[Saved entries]
● ● ● ●
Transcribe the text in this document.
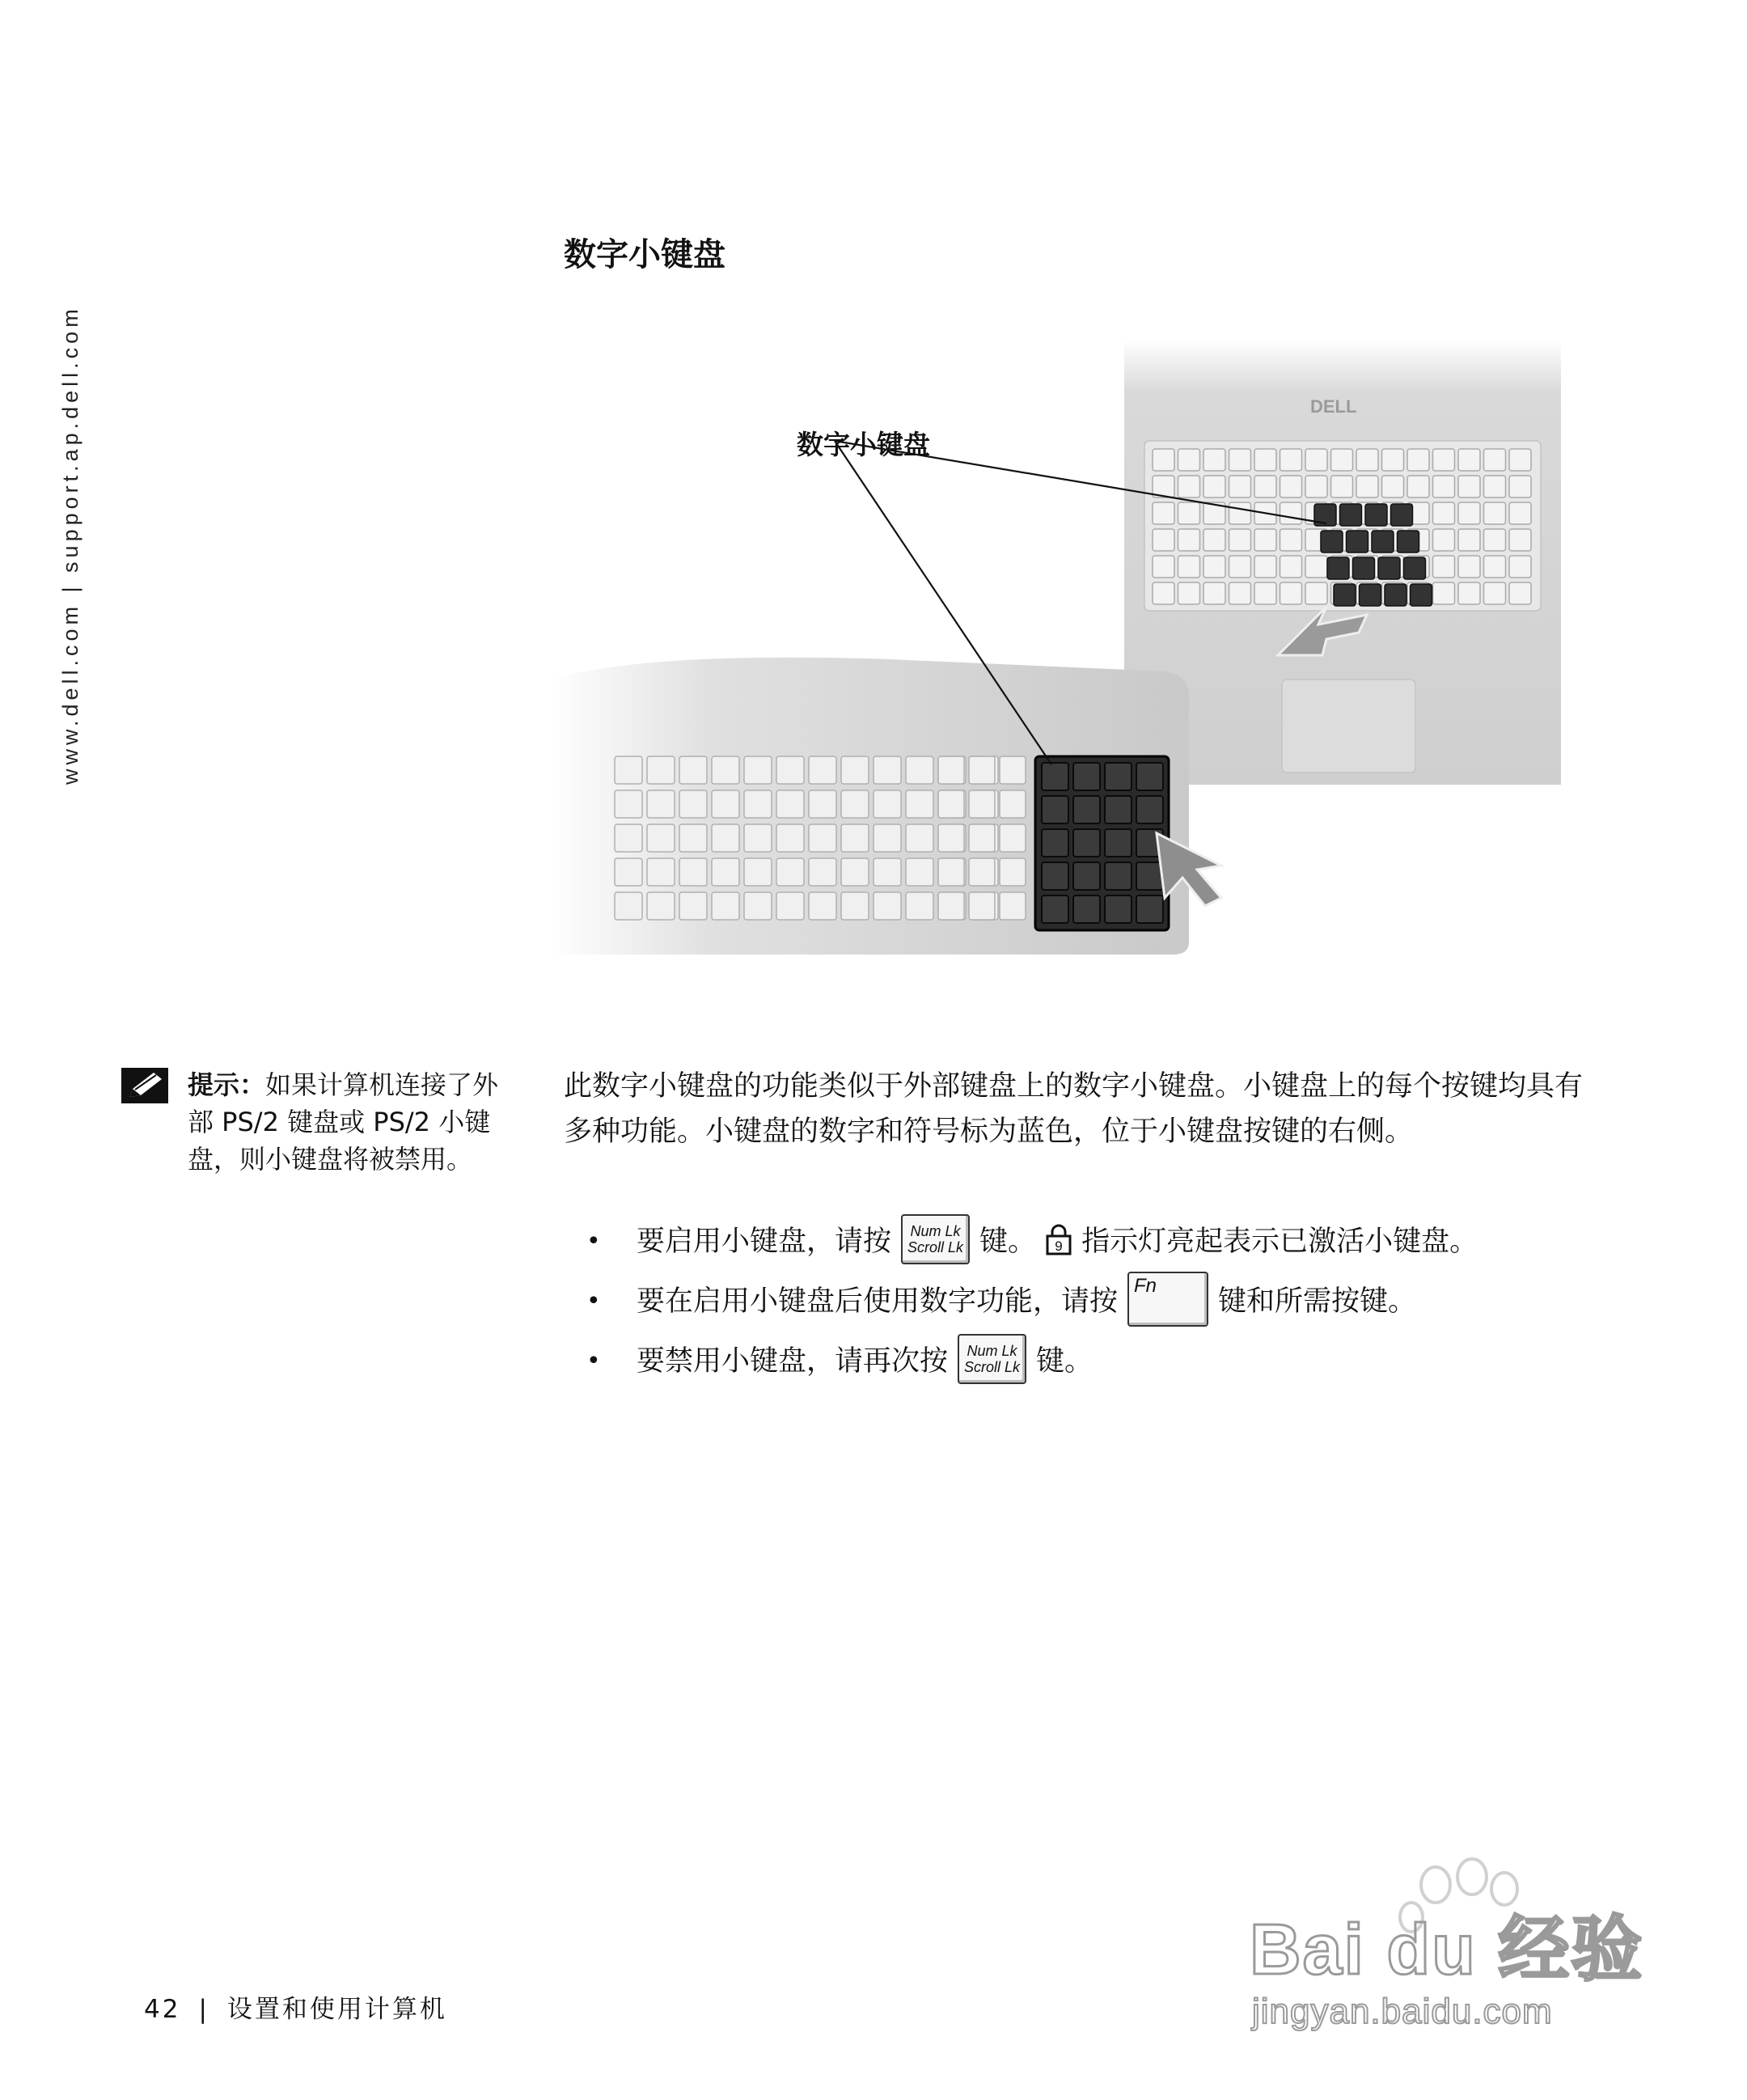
www.dell.com | support.ap.dell.com
数字小键盘
DELL
数字小键盘
提示：如果计算机连接了外部 PS/2 键盘或 PS/2 小键盘，则小键盘将被禁用。
此数字小键盘的功能类似于外部键盘上的数字小键盘。小键盘上的每个按键均具有多种功能。小键盘的数字和符号标为蓝色，位于小键盘按键的右侧。
• 要启用小键盘，请按 Num Lk
Scroll Lk 键。 9 指示灯亮起表示已激活小键盘。
• 要在启用小键盘后使用数字功能，请按 Fn 键和所需按键。
• 要禁用小键盘，请再次按 Num Lk
Scroll Lk 键。
42 | 设置和使用计算机
Bai du 经验
jingyan.baidu.com
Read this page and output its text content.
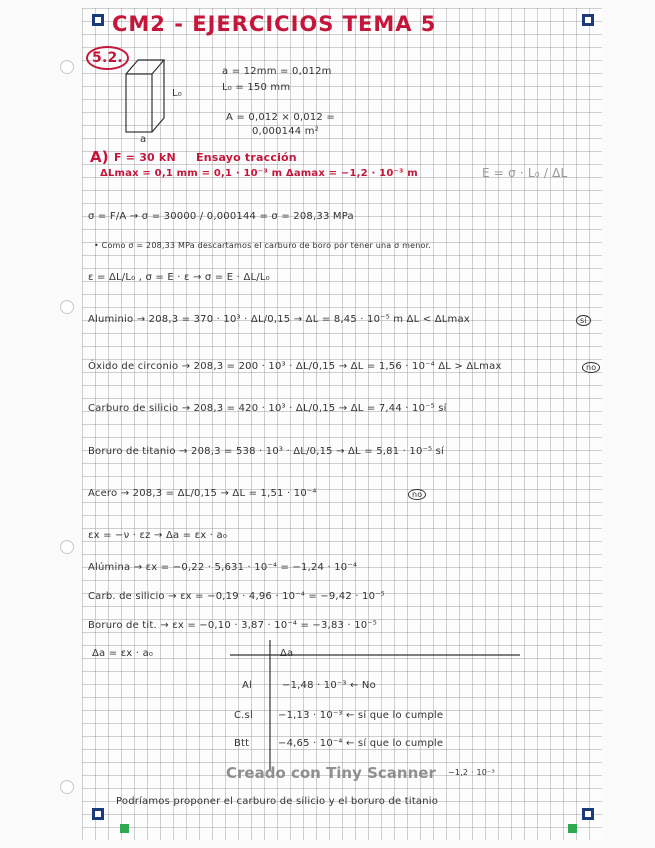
CM2 - EJERCICIOS TEMA 5
5.2.
L₀
a
a = 12mm = 0,012m
L₀ = 150 mm
A = 0,012 × 0,012 =
0,000144 m²
A) F = 30 kN Ensayo tracción
ΔLmax = 0,1 mm = 0,1 · 10⁻³ m Δamax = −1,2 · 10⁻³ m	E = σ · L₀ / ΔL
σ = F/A → σ = 30000 / 0,000144 = σ = 208,33 MPa
• Como σ = 208,33 MPa descartamos el carburo de boro por tener una σ menor.
ε = ΔL/L₀ , σ = E · ε → σ = E · ΔL/L₀
Aluminio → 208,3 = 370 · 10³ · ΔL/0,15 → ΔL = 8,45 · 10⁻⁵ m ΔL < ΔLmax	sí
Óxido de circonio → 208,3 = 200 · 10³ · ΔL/0,15 → ΔL = 1,56 · 10⁻⁴ ΔL > ΔLmax	no
Carburo de silicio → 208,3 = 420 · 10³ · ΔL/0,15 → ΔL = 7,44 · 10⁻⁵ sí
Boruro de titanio → 208,3 = 538 · 10³ · ΔL/0,15 → ΔL = 5,81 · 10⁻⁵ sí
Acero → 208,3 = ΔL/0,15 → ΔL = 1,51 · 10⁻⁴	no
εx = −ν · εz → Δa = εx · a₀
Alúmina → εx = −0,22 · 5,631 · 10⁻⁴ = −1,24 · 10⁻⁴
Carb. de silicio → εx = −0,19 · 4,96 · 10⁻⁴ = −9,42 · 10⁻⁵
Boruro de tit. → εx = −0,10 · 3,87 · 10⁻⁴ = −3,83 · 10⁻⁵
Δa = εx · a₀	Δa
Al	−1,48 · 10⁻³ ← No
C.sl	−1,13 · 10⁻³ ← sí que lo cumple
Btt	−4,65 · 10⁻⁴ ← sí que lo cumple
−1,2 · 10⁻³
Creado con Tiny Scanner
Podríamos proponer el carburo de silicio y el boruro de titanio
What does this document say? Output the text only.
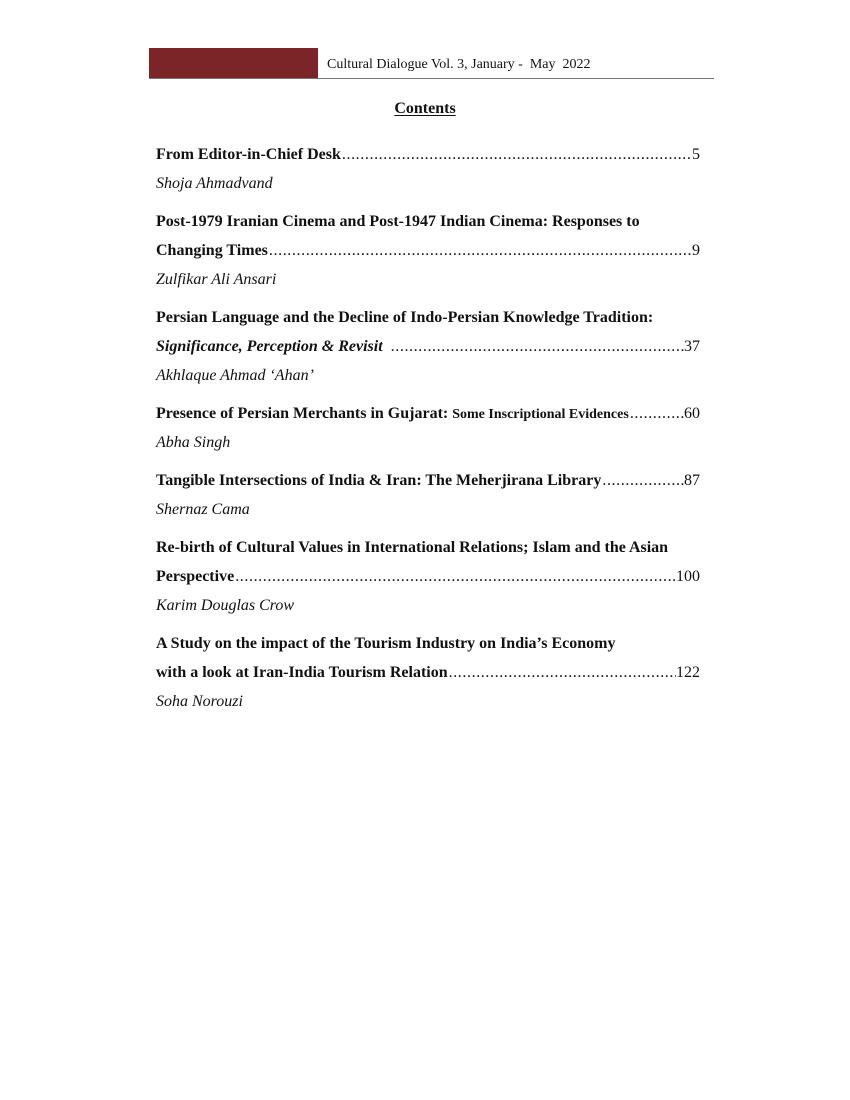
Cultural Dialogue Vol. 3, January -  May  2022
Contents
From Editor-in-Chief Desk .....	5
Shoja Ahmadvand
Post-1979 Iranian Cinema and Post-1947 Indian Cinema: Responses to
Changing Times .....	9
Zulfikar Ali Ansari
Persian Language and the Decline of Indo-Persian Knowledge Tradition:
Significance, Perception & Revisit .....	37
Akhlaque Ahmad ‘Ahan’
Presence of Persian Merchants in Gujarat: Some Inscriptional Evidences .....	60
Abha Singh
Tangible Intersections of India & Iran: The Meherjirana Library .....	87
Shernaz Cama
Re-birth of Cultural Values in International Relations; Islam and the Asian
Perspective .....	100
Karim Douglas Crow
A Study on the impact of the Tourism Industry on India’s Economy
with a look at Iran-India Tourism Relation .....	122
Soha Norouzi
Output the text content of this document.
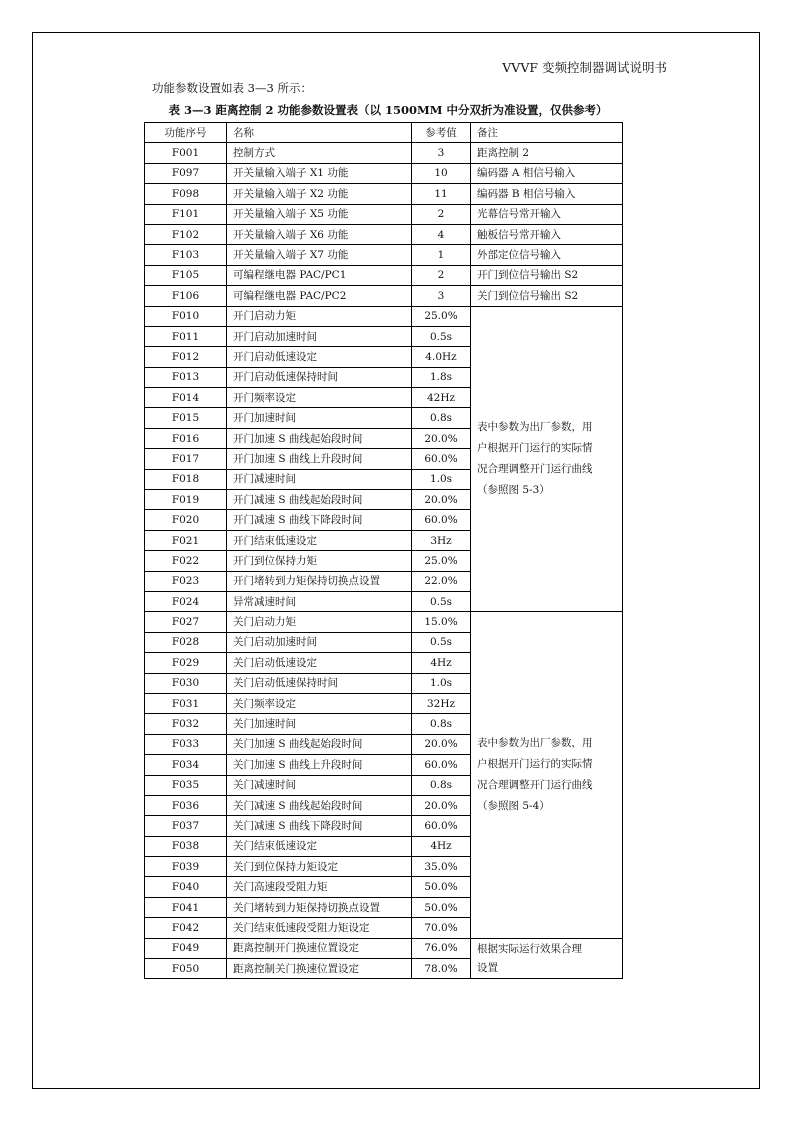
VVVF 变频控制器调试说明书
功能参数设置如表 3—3 所示：
表 3—3 距离控制 2 功能参数设置表（以 1500MM 中分双折为准设置，仅供参考）
功能序号	名称	参考值	备注
F001	控制方式	3	距离控制 2
F097	开关量输入端子 X1 功能	10	编码器 A 相信号输入
F098	开关量输入端子 X2 功能	11	编码器 B 相信号输入
F101	开关量输入端子 X5 功能	2	光幕信号常开输入
F102	开关量输入端子 X6 功能	4	触板信号常开输入
F103	开关量输入端子 X7 功能	1	外部定位信号输入
F105	可编程继电器 PAC/PC1	2	开门到位信号输出 S2
F106	可编程继电器 PAC/PC2	3	关门到位信号输出 S2
F010	开门启动力矩	25.0%	表中参数为出厂参数，用
户根据开门运行的实际情
况合理调整开门运行曲线
（参照图 5-3）

F011	开门启动加速时间	0.5s	
F012	开门启动低速设定	4.0Hz	
F013	开门启动低速保持时间	1.8s	
F014	开门频率设定	42Hz	
F015	开门加速时间	0.8s	
F016	开门加速 S 曲线起始段时间	20.0%	
F017	开门加速 S 曲线上升段时间	60.0%	
F018	开门减速时间	1.0s	
F019	开门减速 S 曲线起始段时间	20.0%	
F020	开门减速 S 曲线下降段时间	60.0%	
F021	开门结束低速设定	3Hz	
F022	开门到位保持力矩	25.0%	
F023	开门堵转到力矩保持切换点设置	22.0%	
F024	异常减速时间	0.5s	
F027	关门启动力矩	15.0%	表中参数为出厂参数，用
户根据开门运行的实际情
况合理调整开门运行曲线
（参照图 5-4）

F028	关门启动加速时间	0.5s	
F029	关门启动低速设定	4Hz	
F030	关门启动低速保持时间	1.0s	
F031	关门频率设定	32Hz	
F032	关门加速时间	0.8s	
F033	关门加速 S 曲线起始段时间	20.0%	
F034	关门加速 S 曲线上升段时间	60.0%	
F035	关门减速时间	0.8s	
F036	关门减速 S 曲线起始段时间	20.0%	
F037	关门减速 S 曲线下降段时间	60.0%	
F038	关门结束低速设定	4Hz	
F039	关门到位保持力矩设定	35.0%	
F040	关门高速段受阻力矩	50.0%	
F041	关门堵转到力矩保持切换点设置	50.0%	
F042	关门结束低速段受阻力矩设定	70.0%	
F049	距离控制开门换速位置设定	76.0%	根据实际运行效果合理
设置

F050	距离控制关门换速位置设定	78.0%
● ● ● ●
CHALLENGE: Leave out the pictures and repeat everything else in the records exactly.

RESPONSE TO THE EXERCISE:
Transcribe the text in this document.
www.dell.com | support.ap.dell.com
数字小键盘
DELL
数字小键盘
提示：如果计算机连接了外部 PS/2 键盘或 PS/2 小键盘，则小键盘将被禁用。
此数字小键盘的功能类似于外部键盘上的数字小键盘。小键盘上的每个按键均具有多种功能。小键盘的数字和符号标为蓝色，位于小键盘按键的右侧。
• 要启用小键盘，请按 Num Lk
Scroll Lk 键。 9 指示灯亮起表示已激活小键盘。
• 要在启用小键盘后使用数字功能，请按 Fn 键和所需按键。
• 要禁用小键盘，请再次按 Num Lk
Scroll Lk 键。
42 | 设置和使用计算机
Bai du 经验
jingyan.baidu.com
Read this page and output its text content.
CM2 - EJERCICIOS TEMA 5
5.2.
L₀
a
a = 12mm = 0,012m
L₀ = 150 mm
A = 0,012 × 0,012 =
0,000144 m²
A) F = 30 kN Ensayo tracción
ΔLmax = 0,1 mm = 0,1 · 10⁻³ m Δamax = −1,2 · 10⁻³ m	E = σ · L₀ / ΔL
σ = F/A → σ = 30000 / 0,000144 = σ = 208,33 MPa
• Como σ = 208,33 MPa descartamos el carburo de boro por tener una σ menor.
ε = ΔL/L₀ , σ = E · ε → σ = E · ΔL/L₀
Aluminio → 208,3 = 370 · 10³ · ΔL/0,15 → ΔL = 8,45 · 10⁻⁵ m ΔL < ΔLmax	sí
Óxido de circonio → 208,3 = 200 · 10³ · ΔL/0,15 → ΔL = 1,56 · 10⁻⁴ ΔL > ΔLmax	no
Carburo de silicio → 208,3 = 420 · 10³ · ΔL/0,15 → ΔL = 7,44 · 10⁻⁵ sí
Boruro de titanio → 208,3 = 538 · 10³ · ΔL/0,15 → ΔL = 5,81 · 10⁻⁵ sí
Acero → 208,3 = ΔL/0,15 → ΔL = 1,51 · 10⁻⁴	no
εx = −ν · εz → Δa = εx · a₀
Alúmina → εx = −0,22 · 5,631 · 10⁻⁴ = −1,24 · 10⁻⁴
Carb. de silicio → εx = −0,19 · 4,96 · 10⁻⁴ = −9,42 · 10⁻⁵
Boruro de tit. → εx = −0,10 · 3,87 · 10⁻⁴ = −3,83 · 10⁻⁵
Δa = εx · a₀	Δa
Al	−1,48 · 10⁻³ ← No
C.sl	−1,13 · 10⁻³ ← sí que lo cumple
Btt	−4,65 · 10⁻⁴ ← sí que lo cumple
−1,2 · 10⁻³
Creado con Tiny Scanner
Podríamos proponer el carburo de silicio y el boruro de titanio
What does this document say? Output the text only.
Cultural Dialogue Vol. 3, January -  May  2022
Contents
From Editor-in-Chief Desk .....	5
Shoja Ahmadvand
Post-1979 Iranian Cinema and Post-1947 Indian Cinema: Responses to
Changing Times .....	9
Zulfikar Ali Ansari
Persian Language and the Decline of Indo-Persian Knowledge Tradition:
Significance, Perception & Revisit .....	37
Akhlaque Ahmad ‘Ahan’
Presence of Persian Merchants in Gujarat: Some Inscriptional Evidences .....	60
Abha Singh
Tangible Intersections of India & Iran: The Meherjirana Library .....	87
Shernaz Cama
Re-birth of Cultural Values in International Relations; Islam and the Asian
Perspective .....	100
Karim Douglas Crow
A Study on the impact of the Tourism Industry on India’s Economy
with a look at Iran-India Tourism Relation .....	122
Soha Norouzi
Output the text content of this document.
VVVF 变频控制器调试说明书
功能参数设置如表 3—3 所示：
表 3—3 距离控制 2 功能参数设置表（以 1500MM 中分双折为准设置，仅供参考）
功能序号	名称	参考值	备注
F001	控制方式	3	距离控制 2
F097	开关量输入端子 X1 功能	10	编码器 A 相信号输入
F098	开关量输入端子 X2 功能	11	编码器 B 相信号输入
F101	开关量输入端子 X5 功能	2	光幕信号常开输入
F102	开关量输入端子 X6 功能	4	触板信号常开输入
F103	开关量输入端子 X7 功能	1	外部定位信号输入
F105	可编程继电器 PAC/PC1	2	开门到位信号输出 S2
F106	可编程继电器 PAC/PC2	3	关门到位信号输出 S2
F010	开门启动力矩	25.0%	表中参数为出厂参数，用
户根据开门运行的实际情
况合理调整开门运行曲线
（参照图 5-3）

F011	开门启动加速时间	0.5s	
F012	开门启动低速设定	4.0Hz	
F013	开门启动低速保持时间	1.8s	
F014	开门频率设定	42Hz	
F015	开门加速时间	0.8s	
F016	开门加速 S 曲线起始段时间	20.0%	
F017	开门加速 S 曲线上升段时间	60.0%	
F018	开门减速时间	1.0s	
F019	开门减速 S 曲线起始段时间	20.0%	
F020	开门减速 S 曲线下降段时间	60.0%	
F021	开门结束低速设定	3Hz	
F022	开门到位保持力矩	25.0%	
F023	开门堵转到力矩保持切换点设置	22.0%	
F024	异常减速时间	0.5s	
F027	关门启动力矩	15.0%	表中参数为出厂参数，用
户根据开门运行的实际情
况合理调整开门运行曲线
（参照图 5-4）

F028	关门启动加速时间	0.5s	
F029	关门启动低速设定	4Hz	
F030	关门启动低速保持时间	1.0s	
F031	关门频率设定	32Hz	
F032	关门加速时间	0.8s	
F033	关门加速 S 曲线起始段时间	20.0%	
F034	关门加速 S 曲线上升段时间	60.0%	
F035	关门减速时间	0.8s	
F036	关门减速 S 曲线起始段时间	20.0%	
F037	关门减速 S 曲线下降段时间	60.0%	
F038	关门结束低速设定	4Hz	
F039	关门到位保持力矩设定	35.0%	
F040	关门高速段受阻力矩	50.0%	
F041	关门堵转到力矩保持切换点设置	50.0%	
F042	关门结束低速段受阻力矩设定	70.0%	
F049	距离控制开门换速位置设定	76.0%	根据实际运行效果合理
设置

F050	距离控制关门换速位置设定	78.0%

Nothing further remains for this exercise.